## Exercise prompt
Of all the lines in this data, how many include "from"? Respond with the number only.

## Exercise inputs
## Begin

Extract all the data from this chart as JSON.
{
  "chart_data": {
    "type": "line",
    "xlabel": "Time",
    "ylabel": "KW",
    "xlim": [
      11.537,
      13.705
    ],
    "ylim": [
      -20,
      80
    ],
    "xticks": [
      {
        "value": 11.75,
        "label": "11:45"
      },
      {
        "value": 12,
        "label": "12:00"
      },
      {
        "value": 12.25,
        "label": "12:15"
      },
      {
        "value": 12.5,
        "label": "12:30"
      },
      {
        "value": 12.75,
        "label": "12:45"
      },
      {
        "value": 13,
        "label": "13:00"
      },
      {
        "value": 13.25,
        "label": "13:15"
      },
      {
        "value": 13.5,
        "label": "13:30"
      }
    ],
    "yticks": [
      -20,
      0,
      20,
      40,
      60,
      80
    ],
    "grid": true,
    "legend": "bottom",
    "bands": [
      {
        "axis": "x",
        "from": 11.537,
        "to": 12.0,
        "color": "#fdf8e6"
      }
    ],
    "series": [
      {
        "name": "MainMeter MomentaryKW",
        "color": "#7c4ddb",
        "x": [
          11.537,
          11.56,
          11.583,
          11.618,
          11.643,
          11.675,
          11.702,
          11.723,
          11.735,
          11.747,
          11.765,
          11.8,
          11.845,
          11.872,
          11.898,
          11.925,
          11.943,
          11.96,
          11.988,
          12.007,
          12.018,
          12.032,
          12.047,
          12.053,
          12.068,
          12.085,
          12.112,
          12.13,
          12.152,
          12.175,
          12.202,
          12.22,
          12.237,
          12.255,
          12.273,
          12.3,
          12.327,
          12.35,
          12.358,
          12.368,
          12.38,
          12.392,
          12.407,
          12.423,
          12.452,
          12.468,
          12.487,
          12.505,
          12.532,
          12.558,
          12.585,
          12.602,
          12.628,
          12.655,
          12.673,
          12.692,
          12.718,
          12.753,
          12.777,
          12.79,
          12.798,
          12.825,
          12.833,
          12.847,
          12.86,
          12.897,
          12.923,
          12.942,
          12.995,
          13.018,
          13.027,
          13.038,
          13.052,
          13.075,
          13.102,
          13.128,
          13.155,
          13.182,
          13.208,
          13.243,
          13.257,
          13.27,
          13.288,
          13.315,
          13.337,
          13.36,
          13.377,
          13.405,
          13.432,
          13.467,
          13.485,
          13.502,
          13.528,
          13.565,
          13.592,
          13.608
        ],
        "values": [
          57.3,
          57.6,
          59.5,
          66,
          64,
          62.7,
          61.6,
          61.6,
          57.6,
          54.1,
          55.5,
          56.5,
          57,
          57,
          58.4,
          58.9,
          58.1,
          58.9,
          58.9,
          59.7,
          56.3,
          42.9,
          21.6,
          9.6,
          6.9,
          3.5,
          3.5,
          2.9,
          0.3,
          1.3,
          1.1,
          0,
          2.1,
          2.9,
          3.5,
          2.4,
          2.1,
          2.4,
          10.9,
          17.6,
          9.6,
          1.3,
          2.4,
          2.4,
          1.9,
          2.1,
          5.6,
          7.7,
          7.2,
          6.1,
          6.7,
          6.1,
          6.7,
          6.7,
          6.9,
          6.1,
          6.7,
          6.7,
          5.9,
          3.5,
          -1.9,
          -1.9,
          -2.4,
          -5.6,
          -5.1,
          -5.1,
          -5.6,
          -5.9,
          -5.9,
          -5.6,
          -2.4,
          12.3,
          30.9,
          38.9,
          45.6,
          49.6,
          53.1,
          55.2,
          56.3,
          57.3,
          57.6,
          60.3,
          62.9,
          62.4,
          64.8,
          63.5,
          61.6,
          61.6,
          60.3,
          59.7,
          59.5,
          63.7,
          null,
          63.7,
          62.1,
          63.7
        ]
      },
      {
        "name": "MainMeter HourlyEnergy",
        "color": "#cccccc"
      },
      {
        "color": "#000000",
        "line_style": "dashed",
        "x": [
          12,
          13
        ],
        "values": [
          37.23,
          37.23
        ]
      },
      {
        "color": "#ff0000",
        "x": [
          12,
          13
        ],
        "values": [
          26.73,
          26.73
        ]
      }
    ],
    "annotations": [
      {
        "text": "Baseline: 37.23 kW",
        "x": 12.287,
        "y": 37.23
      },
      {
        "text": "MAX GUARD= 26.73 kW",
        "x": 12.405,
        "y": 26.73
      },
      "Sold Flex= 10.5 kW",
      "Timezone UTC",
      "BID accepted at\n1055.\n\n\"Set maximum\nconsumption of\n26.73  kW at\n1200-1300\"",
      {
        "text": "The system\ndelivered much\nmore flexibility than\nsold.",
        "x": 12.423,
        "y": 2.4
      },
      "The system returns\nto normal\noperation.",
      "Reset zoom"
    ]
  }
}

## End

## Exercise answer
2